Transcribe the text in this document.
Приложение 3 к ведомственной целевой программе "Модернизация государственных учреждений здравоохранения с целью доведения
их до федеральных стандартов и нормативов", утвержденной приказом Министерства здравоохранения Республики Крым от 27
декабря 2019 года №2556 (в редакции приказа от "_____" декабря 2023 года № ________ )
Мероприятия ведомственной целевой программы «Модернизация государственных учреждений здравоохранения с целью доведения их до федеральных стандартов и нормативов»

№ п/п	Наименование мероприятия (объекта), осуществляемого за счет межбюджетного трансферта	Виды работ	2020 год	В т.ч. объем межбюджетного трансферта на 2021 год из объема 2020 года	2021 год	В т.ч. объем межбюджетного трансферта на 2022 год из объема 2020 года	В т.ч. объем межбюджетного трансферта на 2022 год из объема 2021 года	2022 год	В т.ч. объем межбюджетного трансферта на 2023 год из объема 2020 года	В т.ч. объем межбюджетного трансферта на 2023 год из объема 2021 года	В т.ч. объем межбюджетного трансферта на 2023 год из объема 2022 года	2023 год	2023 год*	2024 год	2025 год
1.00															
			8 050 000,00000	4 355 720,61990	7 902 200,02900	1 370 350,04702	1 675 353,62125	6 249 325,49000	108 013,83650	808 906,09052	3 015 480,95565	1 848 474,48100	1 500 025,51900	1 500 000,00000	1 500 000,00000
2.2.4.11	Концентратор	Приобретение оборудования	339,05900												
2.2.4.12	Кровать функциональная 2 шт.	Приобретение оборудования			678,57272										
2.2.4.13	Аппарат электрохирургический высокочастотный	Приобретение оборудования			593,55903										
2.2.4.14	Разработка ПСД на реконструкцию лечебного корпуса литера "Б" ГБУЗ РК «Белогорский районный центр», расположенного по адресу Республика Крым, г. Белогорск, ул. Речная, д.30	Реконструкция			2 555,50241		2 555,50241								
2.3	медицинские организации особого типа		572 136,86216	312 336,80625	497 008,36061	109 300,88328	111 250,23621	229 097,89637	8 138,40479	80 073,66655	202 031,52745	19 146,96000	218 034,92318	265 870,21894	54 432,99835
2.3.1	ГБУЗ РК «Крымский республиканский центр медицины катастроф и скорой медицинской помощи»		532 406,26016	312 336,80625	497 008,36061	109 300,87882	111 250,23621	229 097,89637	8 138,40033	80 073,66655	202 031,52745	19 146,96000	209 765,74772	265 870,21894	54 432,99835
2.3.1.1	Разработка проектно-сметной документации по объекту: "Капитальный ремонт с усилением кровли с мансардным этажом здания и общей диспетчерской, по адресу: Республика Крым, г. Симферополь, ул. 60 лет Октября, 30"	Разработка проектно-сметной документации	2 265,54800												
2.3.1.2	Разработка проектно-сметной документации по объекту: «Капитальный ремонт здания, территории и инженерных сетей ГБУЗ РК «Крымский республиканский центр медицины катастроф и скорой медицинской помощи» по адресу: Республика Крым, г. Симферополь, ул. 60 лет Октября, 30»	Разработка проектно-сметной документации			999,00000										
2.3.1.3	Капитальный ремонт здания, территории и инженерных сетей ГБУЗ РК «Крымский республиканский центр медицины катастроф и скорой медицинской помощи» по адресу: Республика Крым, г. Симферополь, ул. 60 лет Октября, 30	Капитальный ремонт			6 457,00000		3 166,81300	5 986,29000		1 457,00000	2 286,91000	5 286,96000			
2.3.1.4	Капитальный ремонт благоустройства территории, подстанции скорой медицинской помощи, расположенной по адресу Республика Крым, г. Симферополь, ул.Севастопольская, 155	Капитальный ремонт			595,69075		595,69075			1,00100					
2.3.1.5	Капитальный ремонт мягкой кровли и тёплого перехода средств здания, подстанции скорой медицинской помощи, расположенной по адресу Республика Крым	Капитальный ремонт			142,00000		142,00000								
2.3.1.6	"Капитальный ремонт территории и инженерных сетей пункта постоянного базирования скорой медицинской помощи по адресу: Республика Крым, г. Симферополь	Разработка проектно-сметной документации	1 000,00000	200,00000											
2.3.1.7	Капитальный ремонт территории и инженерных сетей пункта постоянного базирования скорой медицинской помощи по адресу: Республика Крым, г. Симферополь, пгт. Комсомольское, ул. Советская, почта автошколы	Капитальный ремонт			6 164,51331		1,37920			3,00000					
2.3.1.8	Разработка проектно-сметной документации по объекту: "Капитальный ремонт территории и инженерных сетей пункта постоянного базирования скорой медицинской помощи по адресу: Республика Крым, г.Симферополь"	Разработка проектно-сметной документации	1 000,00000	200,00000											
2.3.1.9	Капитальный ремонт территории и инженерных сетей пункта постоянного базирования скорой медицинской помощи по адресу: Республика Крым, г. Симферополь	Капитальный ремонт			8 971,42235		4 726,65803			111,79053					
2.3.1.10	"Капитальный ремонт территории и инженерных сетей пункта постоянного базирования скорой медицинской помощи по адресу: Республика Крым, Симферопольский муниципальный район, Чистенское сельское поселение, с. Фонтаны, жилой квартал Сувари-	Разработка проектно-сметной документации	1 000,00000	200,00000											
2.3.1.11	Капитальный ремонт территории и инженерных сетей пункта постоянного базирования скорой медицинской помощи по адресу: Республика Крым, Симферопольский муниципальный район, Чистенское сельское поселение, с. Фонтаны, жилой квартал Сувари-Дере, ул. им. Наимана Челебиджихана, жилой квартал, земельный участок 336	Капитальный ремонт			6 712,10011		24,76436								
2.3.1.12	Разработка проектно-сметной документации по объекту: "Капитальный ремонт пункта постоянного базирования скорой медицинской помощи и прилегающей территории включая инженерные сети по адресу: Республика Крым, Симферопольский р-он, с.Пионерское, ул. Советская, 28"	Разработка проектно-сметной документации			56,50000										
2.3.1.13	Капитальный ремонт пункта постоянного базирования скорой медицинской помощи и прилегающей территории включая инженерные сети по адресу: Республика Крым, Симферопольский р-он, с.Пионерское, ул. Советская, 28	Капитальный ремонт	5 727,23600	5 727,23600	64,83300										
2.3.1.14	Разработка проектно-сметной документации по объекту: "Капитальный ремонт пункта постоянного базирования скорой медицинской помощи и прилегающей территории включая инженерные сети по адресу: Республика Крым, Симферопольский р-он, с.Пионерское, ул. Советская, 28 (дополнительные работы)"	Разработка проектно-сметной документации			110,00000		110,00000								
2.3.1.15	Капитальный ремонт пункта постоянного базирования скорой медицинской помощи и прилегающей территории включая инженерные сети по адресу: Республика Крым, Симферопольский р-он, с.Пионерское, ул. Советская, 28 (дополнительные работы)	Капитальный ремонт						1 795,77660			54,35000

* * * * *

PROBLEM DETAILS:
Say, as a bare number, how many lines in the entries above include the string "Модернизация".

FINISHED ANSWER:
2